Task prompt: Identify every line in the records below that contains the word "heading", and copy each of those lines.

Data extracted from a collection
◆ ◆ ◆

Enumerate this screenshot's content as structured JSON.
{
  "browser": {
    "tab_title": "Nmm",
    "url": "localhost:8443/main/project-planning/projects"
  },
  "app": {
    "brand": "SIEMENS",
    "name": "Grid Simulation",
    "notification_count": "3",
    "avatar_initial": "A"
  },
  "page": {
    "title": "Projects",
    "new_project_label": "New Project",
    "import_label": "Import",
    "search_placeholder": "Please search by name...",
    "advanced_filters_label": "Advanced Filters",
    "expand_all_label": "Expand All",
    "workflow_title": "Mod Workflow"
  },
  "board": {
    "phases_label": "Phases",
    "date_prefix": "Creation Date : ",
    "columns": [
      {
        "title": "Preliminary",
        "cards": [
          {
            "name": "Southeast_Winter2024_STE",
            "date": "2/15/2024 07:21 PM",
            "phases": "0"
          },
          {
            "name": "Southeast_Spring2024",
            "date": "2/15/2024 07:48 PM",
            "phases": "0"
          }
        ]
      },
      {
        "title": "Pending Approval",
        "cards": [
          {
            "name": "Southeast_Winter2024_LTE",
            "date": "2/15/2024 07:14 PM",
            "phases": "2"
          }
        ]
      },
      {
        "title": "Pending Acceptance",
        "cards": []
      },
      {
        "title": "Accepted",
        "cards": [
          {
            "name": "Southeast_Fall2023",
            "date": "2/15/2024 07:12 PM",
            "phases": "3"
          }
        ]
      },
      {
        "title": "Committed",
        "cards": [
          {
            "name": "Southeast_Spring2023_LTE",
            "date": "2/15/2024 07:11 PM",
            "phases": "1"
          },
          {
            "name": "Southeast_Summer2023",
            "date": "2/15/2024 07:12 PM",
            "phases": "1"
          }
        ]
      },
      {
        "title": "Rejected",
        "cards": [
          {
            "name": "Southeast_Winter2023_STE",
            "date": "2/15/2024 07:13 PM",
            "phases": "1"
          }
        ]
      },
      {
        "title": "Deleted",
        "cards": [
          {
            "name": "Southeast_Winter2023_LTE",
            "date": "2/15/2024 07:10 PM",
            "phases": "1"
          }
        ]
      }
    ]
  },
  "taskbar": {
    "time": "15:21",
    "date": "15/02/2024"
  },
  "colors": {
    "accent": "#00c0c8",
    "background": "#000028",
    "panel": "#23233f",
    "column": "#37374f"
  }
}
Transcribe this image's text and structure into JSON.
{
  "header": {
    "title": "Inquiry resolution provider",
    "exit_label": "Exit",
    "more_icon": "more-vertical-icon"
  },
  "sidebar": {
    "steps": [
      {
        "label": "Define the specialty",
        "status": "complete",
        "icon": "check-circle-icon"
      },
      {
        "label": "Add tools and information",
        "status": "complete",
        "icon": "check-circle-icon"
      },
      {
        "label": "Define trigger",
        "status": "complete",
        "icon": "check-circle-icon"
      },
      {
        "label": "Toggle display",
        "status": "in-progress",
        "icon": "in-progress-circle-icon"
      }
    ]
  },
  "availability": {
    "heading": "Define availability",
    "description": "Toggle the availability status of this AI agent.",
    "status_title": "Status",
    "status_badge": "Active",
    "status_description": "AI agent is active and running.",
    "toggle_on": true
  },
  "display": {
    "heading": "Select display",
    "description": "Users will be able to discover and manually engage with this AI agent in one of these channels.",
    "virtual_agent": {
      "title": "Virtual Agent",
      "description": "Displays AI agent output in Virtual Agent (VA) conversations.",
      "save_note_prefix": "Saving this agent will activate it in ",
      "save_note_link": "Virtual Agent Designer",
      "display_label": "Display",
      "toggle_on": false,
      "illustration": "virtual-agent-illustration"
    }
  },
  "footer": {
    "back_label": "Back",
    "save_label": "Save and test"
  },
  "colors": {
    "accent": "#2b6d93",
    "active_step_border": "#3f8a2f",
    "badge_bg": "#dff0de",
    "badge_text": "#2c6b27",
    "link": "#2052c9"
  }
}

◆ ◆ ◆

Exercise output:
    "heading": "Define availability",
    "heading": "Select display",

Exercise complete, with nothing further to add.